■ Exercise
Say how many lines include the word "JSON", using only a number.

(Records contained in a dataset)
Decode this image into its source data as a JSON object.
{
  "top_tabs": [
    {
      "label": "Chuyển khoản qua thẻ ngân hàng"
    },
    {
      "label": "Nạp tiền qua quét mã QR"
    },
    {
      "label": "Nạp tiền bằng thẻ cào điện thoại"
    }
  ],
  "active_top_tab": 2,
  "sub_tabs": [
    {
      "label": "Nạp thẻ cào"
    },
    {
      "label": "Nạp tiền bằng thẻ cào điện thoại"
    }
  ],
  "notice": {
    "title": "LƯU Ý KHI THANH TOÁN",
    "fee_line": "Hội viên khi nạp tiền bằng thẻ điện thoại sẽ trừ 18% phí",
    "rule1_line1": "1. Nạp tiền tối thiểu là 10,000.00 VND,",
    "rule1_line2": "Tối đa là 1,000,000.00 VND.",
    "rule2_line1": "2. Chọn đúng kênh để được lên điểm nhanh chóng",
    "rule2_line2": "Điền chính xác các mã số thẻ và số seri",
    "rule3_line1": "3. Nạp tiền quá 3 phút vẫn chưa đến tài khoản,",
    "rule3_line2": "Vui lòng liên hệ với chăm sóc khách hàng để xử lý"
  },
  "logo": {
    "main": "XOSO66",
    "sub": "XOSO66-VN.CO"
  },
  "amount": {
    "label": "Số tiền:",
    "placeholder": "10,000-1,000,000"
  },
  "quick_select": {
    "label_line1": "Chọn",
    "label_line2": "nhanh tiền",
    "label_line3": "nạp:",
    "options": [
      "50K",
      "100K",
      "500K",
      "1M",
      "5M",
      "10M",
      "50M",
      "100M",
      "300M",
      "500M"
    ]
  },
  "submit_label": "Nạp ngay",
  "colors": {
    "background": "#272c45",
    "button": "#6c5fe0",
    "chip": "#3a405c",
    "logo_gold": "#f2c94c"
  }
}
--
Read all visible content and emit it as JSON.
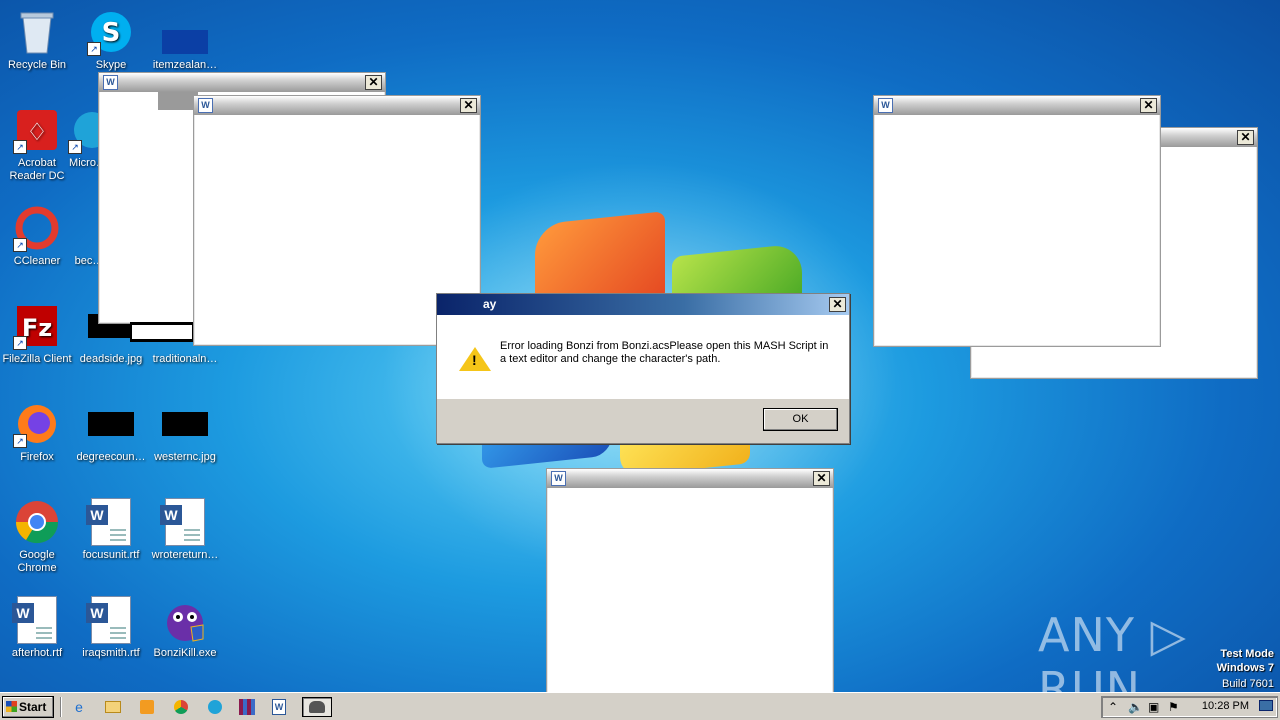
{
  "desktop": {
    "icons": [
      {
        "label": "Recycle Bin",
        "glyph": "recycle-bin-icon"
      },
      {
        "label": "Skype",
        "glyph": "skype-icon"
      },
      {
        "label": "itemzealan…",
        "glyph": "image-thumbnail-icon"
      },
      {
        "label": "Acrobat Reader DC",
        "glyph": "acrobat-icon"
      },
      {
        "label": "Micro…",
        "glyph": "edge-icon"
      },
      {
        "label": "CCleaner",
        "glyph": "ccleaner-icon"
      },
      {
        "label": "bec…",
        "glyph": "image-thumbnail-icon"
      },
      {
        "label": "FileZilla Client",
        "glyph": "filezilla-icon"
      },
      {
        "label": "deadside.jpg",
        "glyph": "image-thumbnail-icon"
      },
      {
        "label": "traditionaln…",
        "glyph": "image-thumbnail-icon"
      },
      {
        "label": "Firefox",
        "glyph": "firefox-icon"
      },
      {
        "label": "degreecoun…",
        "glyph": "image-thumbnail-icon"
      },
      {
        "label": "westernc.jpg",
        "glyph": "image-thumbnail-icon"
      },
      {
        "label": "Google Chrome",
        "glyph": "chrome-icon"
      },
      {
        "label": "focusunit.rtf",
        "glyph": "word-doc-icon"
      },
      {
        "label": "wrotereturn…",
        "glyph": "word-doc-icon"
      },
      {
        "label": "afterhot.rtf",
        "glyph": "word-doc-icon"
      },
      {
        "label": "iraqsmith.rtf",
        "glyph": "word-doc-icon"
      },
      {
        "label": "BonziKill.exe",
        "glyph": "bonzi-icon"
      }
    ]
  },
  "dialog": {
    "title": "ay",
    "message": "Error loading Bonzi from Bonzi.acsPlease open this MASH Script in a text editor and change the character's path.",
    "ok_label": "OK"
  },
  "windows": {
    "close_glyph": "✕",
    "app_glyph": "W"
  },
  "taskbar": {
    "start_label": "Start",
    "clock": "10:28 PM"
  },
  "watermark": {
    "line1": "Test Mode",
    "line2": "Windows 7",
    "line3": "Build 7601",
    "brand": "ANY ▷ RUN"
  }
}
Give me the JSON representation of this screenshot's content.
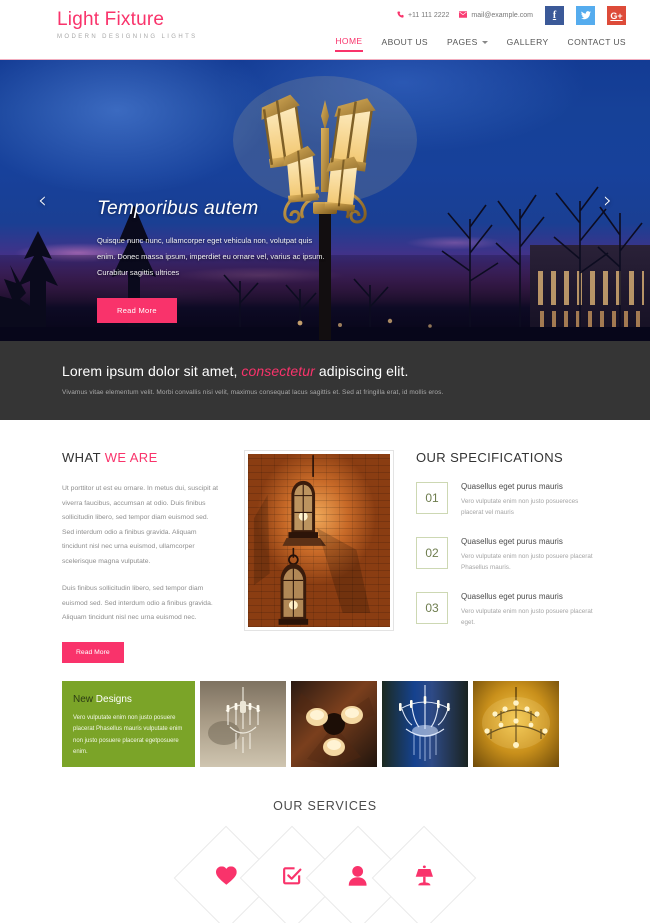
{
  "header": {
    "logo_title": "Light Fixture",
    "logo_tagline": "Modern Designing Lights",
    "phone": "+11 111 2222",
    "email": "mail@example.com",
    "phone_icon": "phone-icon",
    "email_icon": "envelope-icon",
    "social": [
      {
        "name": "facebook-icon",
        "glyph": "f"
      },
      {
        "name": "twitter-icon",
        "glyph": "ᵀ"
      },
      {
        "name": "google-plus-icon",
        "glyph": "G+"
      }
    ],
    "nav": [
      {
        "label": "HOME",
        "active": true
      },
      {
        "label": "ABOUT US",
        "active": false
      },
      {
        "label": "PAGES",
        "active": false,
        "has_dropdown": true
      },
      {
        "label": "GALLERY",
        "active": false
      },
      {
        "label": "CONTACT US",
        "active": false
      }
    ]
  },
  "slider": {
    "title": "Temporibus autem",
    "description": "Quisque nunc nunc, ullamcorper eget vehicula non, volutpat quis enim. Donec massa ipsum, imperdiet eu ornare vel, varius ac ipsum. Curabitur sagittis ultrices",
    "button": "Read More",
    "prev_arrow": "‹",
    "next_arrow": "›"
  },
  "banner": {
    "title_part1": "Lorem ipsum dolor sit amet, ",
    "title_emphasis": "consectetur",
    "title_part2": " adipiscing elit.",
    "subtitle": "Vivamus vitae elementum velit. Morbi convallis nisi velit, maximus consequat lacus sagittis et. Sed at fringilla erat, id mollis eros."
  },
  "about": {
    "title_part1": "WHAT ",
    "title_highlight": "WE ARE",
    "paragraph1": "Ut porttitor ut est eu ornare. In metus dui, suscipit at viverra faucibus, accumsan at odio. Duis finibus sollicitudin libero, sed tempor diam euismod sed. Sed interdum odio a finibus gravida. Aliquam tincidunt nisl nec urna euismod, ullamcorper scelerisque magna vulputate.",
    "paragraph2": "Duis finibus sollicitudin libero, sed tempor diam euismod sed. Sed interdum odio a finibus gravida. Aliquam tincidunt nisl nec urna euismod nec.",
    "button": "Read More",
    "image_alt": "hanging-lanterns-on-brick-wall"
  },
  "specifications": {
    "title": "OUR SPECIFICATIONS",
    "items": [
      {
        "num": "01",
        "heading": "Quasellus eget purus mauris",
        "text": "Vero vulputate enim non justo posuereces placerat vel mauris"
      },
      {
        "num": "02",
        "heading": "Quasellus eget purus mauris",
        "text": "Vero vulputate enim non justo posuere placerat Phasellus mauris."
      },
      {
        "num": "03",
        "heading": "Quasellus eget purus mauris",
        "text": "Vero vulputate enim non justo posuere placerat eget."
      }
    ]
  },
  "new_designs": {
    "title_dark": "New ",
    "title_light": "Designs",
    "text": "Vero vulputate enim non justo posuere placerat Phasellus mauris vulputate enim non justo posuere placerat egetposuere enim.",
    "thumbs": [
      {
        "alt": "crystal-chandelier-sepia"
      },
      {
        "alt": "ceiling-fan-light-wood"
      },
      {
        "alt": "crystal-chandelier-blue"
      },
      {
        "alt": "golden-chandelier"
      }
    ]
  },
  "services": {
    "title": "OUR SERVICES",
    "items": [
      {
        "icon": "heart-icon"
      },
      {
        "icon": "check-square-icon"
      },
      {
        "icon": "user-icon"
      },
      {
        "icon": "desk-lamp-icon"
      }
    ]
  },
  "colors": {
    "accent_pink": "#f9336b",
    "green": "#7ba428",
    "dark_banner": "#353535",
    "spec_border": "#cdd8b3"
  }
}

■ Task solution
3